» **TASK PROMPT**
Below are some records; copy each line in them that contains "dengan".

►

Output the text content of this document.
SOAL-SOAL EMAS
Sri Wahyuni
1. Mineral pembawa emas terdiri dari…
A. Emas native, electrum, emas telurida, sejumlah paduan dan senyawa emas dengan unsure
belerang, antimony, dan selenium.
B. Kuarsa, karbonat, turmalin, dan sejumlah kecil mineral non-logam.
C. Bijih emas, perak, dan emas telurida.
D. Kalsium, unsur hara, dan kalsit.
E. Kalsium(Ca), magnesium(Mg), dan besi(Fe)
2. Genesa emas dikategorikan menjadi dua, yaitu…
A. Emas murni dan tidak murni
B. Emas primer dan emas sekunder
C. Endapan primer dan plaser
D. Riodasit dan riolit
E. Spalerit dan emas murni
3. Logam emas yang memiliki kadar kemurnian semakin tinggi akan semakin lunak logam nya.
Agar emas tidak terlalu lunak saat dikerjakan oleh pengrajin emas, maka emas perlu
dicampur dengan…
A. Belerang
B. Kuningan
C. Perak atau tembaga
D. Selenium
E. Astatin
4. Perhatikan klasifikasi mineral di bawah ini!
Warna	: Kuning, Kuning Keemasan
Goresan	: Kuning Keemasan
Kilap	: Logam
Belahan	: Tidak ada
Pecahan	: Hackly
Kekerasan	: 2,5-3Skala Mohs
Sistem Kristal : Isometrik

◄

» **SOLVED PROBLEM**
A. Emas native, electrum, emas telurida, sejumlah paduan dan senyawa emas dengan unsure
dicampur dengan…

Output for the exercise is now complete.